# [WRITTEN EXERCISE]
Identify all lines below that hold "Ajax" and collect them.

# [RECORDS TO USE]
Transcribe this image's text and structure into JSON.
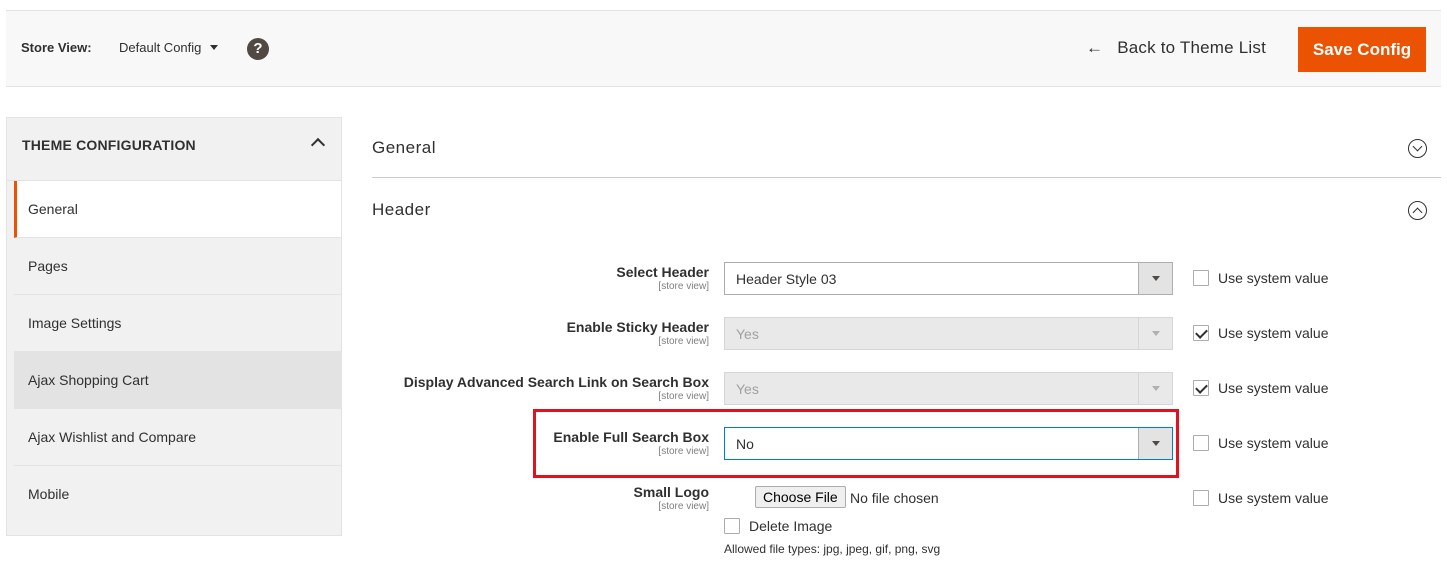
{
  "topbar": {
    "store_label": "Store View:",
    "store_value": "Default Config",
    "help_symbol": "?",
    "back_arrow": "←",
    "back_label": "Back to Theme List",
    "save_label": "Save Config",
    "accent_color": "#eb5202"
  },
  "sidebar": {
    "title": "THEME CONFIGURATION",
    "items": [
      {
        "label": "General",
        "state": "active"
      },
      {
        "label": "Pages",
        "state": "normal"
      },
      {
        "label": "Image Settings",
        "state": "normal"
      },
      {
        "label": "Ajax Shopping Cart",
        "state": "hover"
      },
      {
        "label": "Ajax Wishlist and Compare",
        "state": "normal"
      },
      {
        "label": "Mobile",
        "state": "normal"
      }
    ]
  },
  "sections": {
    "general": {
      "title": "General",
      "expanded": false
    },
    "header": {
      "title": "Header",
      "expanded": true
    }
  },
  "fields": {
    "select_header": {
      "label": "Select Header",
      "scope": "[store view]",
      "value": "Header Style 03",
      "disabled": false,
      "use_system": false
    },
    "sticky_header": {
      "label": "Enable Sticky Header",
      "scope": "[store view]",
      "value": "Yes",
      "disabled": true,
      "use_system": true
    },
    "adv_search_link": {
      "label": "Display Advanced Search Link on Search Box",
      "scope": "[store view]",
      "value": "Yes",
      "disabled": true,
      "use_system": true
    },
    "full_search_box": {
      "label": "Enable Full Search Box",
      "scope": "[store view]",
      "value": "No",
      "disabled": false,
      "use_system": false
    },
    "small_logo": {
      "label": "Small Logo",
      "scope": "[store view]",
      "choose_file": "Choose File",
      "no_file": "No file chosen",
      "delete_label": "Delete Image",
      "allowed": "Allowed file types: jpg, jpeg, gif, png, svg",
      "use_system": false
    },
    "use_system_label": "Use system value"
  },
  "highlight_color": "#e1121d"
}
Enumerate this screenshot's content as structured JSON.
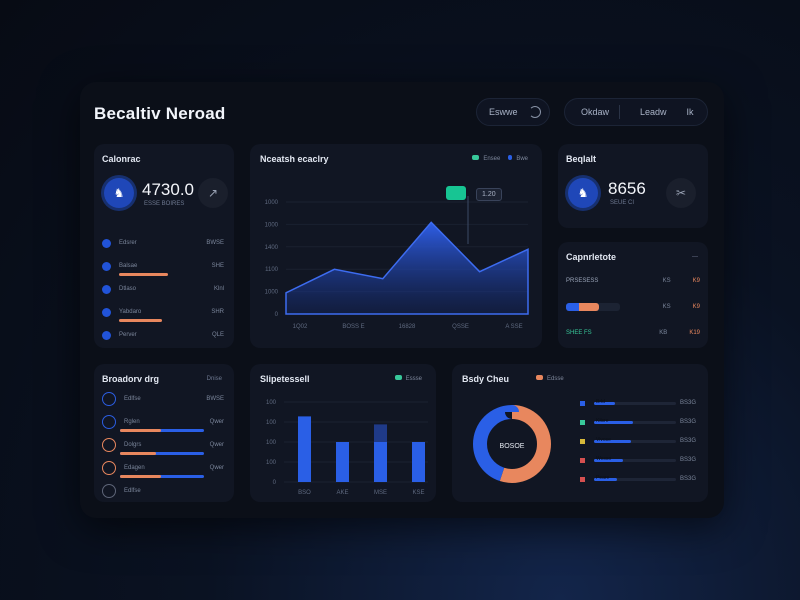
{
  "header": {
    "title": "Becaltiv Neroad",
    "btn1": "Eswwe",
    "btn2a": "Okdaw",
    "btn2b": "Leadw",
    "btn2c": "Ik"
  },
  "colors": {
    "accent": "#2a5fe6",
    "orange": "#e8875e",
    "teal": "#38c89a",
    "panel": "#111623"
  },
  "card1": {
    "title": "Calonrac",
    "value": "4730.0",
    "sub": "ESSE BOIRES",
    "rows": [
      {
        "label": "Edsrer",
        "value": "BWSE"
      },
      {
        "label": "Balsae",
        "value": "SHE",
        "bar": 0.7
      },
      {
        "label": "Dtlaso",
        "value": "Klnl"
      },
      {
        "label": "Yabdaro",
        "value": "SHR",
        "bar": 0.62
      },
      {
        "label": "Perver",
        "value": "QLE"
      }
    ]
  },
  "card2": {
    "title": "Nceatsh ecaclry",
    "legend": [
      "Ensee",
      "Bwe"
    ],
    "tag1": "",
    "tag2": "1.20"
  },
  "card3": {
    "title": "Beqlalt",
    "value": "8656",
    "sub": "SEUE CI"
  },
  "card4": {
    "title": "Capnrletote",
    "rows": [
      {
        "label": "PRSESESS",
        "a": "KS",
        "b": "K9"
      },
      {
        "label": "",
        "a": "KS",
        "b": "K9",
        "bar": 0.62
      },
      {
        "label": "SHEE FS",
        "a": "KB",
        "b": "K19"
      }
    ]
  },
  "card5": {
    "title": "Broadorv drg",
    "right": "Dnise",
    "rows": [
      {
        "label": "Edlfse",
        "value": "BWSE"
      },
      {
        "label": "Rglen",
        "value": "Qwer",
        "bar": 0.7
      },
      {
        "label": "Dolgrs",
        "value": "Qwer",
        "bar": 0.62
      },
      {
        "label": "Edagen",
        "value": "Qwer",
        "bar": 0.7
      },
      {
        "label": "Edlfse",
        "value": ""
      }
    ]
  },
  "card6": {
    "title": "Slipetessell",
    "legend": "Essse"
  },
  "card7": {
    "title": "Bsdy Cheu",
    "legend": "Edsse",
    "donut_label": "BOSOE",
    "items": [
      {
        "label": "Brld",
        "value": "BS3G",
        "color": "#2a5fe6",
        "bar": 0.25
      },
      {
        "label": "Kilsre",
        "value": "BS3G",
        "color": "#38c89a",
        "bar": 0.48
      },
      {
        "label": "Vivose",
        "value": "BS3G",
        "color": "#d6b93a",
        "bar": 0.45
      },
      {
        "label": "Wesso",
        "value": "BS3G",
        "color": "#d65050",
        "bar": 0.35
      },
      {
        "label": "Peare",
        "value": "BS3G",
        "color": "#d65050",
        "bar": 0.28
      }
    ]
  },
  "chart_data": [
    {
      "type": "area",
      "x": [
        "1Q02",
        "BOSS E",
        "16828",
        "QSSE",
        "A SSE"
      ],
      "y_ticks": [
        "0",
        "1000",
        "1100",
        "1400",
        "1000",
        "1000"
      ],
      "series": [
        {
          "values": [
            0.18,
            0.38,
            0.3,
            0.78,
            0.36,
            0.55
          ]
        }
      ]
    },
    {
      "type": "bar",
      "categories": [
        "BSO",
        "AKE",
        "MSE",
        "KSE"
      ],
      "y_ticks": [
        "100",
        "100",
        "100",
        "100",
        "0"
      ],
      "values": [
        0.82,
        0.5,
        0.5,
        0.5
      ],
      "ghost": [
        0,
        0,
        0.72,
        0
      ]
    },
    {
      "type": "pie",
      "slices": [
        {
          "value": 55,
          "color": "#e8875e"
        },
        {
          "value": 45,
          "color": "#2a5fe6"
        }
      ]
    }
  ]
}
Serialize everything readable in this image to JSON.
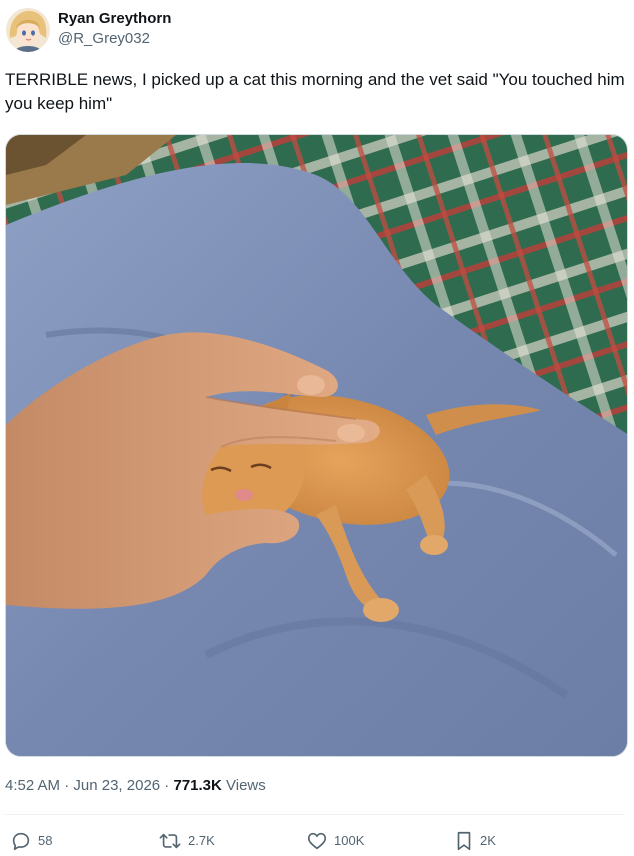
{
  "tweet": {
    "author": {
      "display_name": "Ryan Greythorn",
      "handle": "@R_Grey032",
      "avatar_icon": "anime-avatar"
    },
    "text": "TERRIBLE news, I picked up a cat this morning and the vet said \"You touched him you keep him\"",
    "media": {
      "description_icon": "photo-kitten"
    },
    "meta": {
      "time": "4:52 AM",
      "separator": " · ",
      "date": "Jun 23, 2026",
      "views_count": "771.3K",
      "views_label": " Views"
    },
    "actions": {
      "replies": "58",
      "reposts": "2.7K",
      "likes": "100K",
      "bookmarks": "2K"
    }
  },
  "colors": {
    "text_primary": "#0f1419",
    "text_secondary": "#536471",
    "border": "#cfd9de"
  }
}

# [RESULT FOR THIS TASK]
        "label": "Ajax Shopping Cart",
        "label": "Ajax Wishlist and Compare",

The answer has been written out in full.